▶ **WHAT TO WORK ON**: Below is a block of records. Copy every line in it that contains the word "Bradburys".

▶ **DATA TO PROCESS**:
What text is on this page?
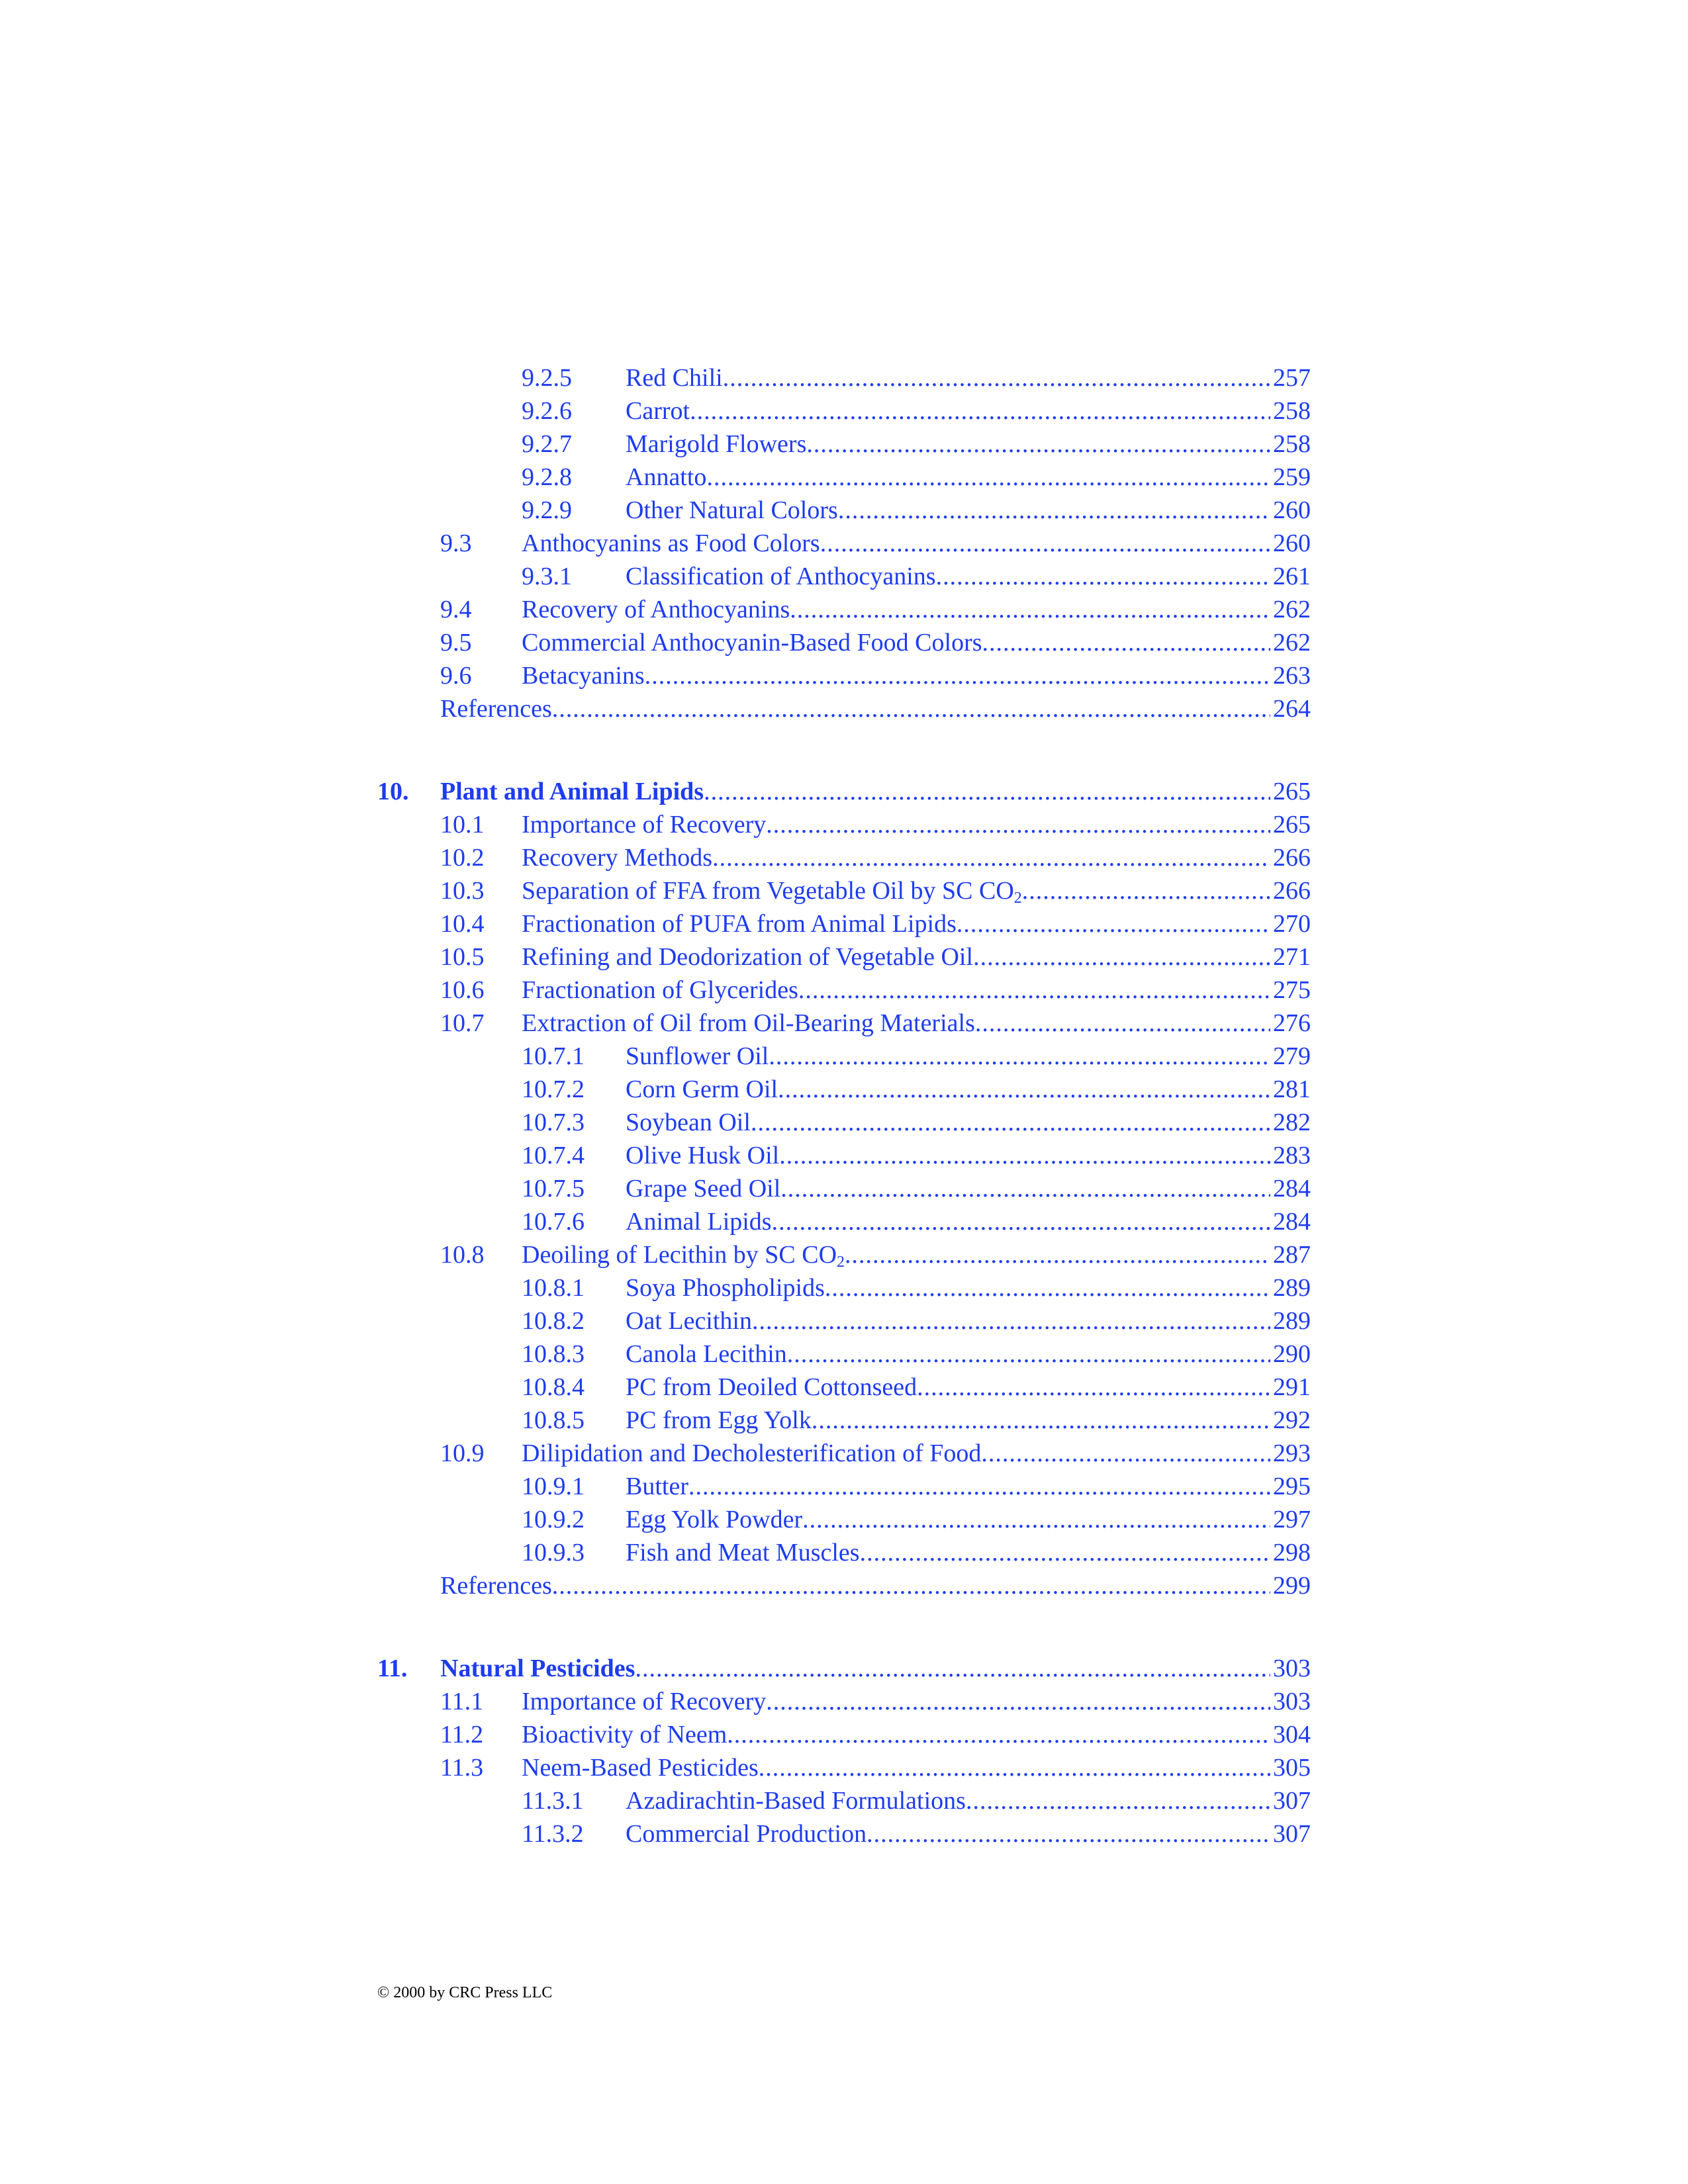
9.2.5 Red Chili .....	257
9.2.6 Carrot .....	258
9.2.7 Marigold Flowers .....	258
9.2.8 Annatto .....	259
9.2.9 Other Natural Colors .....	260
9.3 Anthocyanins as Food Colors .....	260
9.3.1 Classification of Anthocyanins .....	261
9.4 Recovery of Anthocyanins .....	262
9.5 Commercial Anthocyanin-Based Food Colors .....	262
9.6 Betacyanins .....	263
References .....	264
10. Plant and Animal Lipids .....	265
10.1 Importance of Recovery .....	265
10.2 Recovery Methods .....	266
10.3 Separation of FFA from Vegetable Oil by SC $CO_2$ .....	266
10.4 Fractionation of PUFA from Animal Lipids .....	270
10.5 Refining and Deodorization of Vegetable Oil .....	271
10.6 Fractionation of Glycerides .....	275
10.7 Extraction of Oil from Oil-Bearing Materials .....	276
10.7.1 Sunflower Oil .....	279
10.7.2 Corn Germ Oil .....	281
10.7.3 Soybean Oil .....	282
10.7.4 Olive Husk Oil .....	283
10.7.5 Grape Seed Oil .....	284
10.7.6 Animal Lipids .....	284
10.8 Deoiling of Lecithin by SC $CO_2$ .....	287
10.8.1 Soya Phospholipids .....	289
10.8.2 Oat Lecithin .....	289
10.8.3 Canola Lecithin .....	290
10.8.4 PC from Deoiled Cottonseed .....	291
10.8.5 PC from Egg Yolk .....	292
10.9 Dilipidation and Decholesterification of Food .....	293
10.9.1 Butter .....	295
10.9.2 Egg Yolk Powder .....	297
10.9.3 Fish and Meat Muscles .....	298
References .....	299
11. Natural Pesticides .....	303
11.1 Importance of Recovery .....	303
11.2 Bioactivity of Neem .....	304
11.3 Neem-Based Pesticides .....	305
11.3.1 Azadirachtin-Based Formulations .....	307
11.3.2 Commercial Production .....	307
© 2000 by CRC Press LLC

* * *

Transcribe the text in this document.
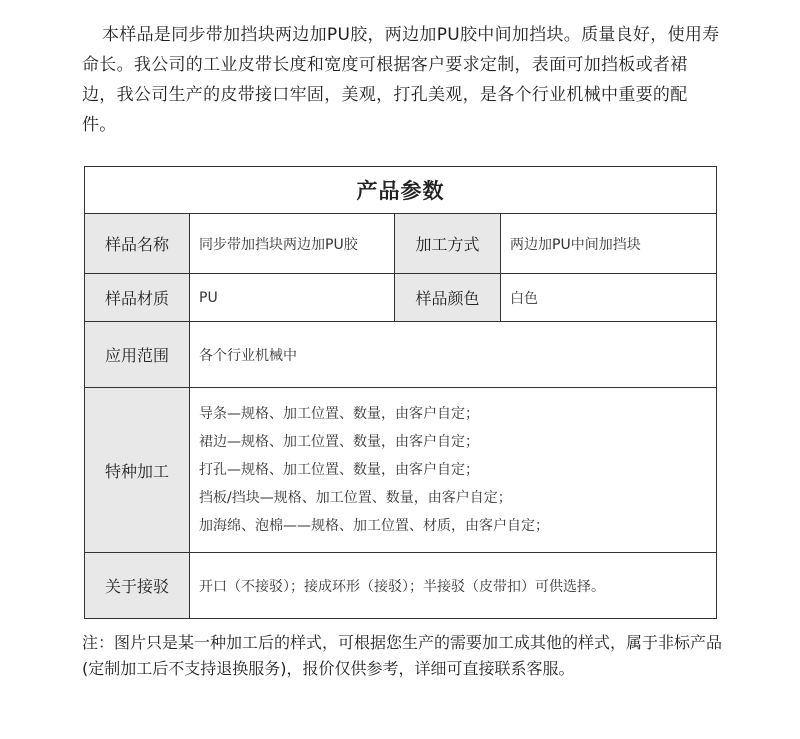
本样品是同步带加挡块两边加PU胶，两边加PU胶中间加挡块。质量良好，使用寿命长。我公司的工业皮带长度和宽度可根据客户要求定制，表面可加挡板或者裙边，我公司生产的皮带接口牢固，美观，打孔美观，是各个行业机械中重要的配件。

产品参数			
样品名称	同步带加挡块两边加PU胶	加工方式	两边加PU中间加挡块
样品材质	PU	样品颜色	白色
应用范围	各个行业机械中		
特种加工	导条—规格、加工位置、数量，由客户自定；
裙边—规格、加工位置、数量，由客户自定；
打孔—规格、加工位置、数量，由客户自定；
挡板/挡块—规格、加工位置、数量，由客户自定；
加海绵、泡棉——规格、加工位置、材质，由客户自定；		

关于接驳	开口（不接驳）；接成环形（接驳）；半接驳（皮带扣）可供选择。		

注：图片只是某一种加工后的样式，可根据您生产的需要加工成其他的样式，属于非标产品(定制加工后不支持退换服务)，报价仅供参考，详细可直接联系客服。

--

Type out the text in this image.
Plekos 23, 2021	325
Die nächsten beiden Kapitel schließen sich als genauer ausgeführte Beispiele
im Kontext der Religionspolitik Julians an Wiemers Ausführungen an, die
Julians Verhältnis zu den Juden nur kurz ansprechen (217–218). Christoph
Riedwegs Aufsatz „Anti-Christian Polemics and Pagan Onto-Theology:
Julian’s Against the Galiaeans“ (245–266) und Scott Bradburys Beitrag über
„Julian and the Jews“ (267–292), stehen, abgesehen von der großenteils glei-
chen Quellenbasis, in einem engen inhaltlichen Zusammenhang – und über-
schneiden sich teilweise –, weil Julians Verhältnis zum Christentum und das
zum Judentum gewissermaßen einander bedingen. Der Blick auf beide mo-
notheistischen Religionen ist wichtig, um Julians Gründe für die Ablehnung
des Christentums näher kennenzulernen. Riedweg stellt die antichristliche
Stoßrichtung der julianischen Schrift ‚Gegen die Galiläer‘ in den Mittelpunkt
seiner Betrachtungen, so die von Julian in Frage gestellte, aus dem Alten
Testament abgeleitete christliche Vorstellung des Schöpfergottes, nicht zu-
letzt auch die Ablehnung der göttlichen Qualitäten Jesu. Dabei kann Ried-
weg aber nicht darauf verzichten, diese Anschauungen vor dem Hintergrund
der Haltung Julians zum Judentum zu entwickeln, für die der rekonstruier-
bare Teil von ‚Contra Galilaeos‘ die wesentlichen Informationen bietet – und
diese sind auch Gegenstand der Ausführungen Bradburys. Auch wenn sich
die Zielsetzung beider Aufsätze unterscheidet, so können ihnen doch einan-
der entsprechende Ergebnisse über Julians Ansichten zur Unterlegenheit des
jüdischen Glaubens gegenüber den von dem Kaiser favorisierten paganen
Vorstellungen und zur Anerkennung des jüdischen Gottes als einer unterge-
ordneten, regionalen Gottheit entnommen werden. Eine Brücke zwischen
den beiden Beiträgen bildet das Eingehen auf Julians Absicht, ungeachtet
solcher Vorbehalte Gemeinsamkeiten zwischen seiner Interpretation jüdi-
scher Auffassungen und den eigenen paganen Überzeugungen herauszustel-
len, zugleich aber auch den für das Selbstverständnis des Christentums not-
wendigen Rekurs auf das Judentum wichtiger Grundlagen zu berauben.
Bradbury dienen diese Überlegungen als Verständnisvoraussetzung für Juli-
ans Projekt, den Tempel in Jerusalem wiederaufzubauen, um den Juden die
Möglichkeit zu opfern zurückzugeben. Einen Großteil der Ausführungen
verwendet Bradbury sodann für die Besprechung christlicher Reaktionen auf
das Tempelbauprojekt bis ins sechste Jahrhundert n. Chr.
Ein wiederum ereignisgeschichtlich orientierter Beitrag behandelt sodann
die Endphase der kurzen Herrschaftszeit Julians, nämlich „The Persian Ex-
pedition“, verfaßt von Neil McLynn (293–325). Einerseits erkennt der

▶ **SOLUTION BELOW**:
Julian’s Against the Galiaeans“ (245–266) und Scott Bradburys Beitrag über
diese sind auch Gegenstand der Ausführungen Bradburys. Auch wenn sich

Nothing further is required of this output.